*TASK TO CARRY OUT*: Go through the lines below. Copy those with "article".

*STORED DATA*:
══════════════════════════════
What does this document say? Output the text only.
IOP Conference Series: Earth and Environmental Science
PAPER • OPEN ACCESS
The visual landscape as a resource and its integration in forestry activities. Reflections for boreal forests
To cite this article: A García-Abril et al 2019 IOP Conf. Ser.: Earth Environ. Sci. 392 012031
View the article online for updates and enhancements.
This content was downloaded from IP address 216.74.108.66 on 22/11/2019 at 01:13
══════════════════════════════
*SOLUTION TO THIS TASK*:
To cite this article: A García-Abril et al 2019 IOP Conf. Ser.: Earth Environ. Sci. 392 012031
View the article online for updates and enhancements.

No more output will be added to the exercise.